YOUR GOAL: Say how many lines hold the string "grid"; please write nothing but the number.

GIVEN INFORMATION:
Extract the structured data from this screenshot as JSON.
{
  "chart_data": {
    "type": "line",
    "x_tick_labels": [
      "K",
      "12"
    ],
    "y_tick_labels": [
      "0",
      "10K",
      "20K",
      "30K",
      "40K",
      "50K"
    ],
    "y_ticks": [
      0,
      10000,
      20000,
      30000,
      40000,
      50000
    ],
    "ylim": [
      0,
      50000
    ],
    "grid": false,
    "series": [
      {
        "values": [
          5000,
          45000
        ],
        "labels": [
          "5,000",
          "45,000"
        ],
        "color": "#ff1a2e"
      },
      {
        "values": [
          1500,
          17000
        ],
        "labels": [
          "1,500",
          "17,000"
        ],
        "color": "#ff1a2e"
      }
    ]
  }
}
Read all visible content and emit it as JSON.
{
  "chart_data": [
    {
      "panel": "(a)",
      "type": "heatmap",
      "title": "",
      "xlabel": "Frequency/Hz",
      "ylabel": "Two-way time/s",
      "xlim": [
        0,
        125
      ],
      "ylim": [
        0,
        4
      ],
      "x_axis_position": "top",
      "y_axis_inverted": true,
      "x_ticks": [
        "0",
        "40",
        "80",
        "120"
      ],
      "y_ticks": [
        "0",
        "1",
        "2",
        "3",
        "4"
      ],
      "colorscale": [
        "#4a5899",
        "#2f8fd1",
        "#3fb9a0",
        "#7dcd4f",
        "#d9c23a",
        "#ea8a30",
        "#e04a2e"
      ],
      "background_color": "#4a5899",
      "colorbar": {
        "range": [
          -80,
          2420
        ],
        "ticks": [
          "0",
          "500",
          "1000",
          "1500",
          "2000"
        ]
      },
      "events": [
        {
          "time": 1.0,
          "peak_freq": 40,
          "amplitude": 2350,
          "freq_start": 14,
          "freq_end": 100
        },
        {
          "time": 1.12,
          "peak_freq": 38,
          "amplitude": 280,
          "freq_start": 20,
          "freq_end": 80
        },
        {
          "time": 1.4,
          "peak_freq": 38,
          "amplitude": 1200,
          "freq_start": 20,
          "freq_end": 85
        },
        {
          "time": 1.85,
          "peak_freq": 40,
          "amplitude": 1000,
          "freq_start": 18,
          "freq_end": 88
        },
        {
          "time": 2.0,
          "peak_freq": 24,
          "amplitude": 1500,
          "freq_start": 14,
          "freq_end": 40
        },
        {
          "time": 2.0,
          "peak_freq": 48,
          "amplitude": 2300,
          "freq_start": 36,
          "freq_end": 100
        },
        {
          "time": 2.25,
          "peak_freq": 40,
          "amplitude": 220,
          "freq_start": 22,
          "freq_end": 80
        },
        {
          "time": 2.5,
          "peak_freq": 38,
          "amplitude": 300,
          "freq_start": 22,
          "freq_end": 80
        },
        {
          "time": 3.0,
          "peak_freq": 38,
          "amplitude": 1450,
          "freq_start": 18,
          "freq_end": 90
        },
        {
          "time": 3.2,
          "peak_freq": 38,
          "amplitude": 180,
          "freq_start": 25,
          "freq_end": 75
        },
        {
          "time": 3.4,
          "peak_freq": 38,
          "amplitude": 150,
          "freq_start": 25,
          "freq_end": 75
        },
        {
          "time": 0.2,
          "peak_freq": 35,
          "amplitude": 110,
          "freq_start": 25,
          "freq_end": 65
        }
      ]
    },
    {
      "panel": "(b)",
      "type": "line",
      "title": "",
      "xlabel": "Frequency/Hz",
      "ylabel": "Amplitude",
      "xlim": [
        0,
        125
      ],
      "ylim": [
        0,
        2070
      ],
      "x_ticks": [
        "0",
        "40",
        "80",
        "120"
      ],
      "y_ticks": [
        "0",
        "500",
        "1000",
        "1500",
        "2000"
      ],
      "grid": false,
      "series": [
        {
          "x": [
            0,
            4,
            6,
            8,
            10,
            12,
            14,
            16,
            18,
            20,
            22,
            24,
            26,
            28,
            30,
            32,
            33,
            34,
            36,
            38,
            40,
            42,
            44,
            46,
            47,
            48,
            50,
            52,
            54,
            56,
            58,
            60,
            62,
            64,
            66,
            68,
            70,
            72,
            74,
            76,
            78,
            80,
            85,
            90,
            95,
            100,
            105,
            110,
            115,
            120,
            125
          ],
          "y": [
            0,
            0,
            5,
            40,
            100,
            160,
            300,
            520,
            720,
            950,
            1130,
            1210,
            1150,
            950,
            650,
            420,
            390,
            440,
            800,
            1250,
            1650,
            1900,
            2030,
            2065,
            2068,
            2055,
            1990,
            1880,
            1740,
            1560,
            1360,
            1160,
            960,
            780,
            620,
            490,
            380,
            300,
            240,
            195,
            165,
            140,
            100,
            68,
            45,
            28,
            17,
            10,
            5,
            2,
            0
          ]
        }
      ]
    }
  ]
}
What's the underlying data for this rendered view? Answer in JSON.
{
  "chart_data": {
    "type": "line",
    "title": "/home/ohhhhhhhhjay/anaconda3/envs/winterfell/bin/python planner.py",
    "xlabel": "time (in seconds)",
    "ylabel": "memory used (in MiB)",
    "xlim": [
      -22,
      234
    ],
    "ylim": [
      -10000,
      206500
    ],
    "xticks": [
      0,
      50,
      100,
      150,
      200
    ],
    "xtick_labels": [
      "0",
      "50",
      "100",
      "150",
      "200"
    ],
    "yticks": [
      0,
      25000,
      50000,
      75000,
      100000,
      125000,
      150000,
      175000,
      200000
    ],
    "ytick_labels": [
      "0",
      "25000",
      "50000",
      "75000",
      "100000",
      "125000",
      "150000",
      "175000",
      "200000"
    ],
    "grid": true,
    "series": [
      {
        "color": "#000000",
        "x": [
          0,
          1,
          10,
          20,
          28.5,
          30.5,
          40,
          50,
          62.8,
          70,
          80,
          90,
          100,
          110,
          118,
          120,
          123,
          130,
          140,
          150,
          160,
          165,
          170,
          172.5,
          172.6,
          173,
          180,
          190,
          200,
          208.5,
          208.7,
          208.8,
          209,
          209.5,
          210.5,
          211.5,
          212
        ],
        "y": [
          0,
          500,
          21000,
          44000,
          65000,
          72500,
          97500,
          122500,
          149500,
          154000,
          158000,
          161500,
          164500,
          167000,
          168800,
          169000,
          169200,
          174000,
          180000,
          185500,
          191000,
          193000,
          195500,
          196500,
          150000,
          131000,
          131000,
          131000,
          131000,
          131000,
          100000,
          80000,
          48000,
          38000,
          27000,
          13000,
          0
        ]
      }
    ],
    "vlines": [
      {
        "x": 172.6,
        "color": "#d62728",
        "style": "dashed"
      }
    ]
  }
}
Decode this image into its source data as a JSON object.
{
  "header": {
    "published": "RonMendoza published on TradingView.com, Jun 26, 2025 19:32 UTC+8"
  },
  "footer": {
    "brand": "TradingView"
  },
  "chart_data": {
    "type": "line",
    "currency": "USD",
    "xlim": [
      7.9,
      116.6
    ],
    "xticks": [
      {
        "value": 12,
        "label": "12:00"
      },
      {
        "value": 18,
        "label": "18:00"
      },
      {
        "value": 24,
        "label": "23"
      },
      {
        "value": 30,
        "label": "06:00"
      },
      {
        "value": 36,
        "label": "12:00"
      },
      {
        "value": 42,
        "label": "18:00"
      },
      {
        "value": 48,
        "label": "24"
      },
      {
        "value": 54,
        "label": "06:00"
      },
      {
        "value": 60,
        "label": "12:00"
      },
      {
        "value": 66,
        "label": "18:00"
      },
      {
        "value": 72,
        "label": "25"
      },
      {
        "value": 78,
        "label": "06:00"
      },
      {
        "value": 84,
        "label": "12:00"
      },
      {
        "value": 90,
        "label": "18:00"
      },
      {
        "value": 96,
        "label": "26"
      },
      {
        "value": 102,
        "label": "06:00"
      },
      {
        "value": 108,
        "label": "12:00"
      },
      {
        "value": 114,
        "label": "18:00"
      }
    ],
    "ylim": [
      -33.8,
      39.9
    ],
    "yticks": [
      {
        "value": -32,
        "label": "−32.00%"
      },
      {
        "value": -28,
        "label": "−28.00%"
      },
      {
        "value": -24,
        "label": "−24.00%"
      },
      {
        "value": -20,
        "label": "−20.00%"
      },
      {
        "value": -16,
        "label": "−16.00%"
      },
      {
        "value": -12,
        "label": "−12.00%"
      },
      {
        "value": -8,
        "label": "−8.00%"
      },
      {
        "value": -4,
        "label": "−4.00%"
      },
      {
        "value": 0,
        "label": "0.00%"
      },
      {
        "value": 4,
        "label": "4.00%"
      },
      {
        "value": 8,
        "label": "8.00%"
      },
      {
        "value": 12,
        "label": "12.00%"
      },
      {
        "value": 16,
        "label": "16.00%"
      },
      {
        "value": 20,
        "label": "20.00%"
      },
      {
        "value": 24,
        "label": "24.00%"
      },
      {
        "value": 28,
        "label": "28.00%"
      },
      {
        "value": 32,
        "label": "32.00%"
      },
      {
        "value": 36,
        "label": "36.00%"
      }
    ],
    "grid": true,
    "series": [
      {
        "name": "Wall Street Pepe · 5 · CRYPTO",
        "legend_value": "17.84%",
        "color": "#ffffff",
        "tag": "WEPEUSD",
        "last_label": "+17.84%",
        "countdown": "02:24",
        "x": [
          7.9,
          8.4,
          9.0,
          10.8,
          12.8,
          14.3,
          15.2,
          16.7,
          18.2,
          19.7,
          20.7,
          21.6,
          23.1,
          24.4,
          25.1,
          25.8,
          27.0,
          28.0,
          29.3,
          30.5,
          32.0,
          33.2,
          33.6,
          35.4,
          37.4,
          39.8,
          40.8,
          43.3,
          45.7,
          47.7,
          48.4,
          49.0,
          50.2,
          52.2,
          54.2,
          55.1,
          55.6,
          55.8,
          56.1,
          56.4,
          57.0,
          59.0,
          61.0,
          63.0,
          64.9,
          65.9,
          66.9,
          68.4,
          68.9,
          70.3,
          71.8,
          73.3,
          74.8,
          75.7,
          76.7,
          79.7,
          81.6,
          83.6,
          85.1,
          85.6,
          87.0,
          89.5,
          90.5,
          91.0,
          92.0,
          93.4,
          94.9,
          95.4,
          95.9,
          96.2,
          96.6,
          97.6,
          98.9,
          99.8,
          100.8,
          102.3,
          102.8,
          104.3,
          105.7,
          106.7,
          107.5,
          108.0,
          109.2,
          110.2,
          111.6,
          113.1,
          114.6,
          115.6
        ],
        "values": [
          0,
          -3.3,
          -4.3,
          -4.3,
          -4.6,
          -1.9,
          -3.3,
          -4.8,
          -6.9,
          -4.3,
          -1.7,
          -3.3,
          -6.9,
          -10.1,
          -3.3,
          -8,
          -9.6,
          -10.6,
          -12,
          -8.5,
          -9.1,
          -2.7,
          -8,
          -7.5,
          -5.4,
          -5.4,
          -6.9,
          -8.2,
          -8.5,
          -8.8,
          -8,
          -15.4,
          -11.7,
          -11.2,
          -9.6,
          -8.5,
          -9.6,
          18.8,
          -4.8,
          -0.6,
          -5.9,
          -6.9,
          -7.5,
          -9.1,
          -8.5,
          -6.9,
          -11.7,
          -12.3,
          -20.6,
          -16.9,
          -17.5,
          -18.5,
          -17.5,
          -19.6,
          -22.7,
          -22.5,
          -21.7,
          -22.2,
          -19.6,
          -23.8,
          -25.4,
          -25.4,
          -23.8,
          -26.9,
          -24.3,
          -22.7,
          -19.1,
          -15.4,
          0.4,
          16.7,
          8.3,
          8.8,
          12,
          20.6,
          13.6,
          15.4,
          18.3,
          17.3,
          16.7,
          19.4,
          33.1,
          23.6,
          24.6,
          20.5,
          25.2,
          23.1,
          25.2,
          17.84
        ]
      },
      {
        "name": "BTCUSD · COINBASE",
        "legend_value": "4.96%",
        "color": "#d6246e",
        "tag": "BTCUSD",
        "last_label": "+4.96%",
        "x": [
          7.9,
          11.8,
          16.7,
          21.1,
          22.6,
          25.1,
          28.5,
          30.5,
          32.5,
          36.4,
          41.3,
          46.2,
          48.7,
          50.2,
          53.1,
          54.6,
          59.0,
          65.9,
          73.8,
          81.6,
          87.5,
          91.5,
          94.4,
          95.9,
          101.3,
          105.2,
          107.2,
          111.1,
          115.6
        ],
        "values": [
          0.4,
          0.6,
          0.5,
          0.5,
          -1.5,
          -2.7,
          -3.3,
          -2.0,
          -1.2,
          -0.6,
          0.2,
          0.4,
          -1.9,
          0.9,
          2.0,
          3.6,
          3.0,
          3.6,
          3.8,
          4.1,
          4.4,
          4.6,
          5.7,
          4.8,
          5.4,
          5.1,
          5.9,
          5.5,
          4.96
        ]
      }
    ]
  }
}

THE OUTPUT: 4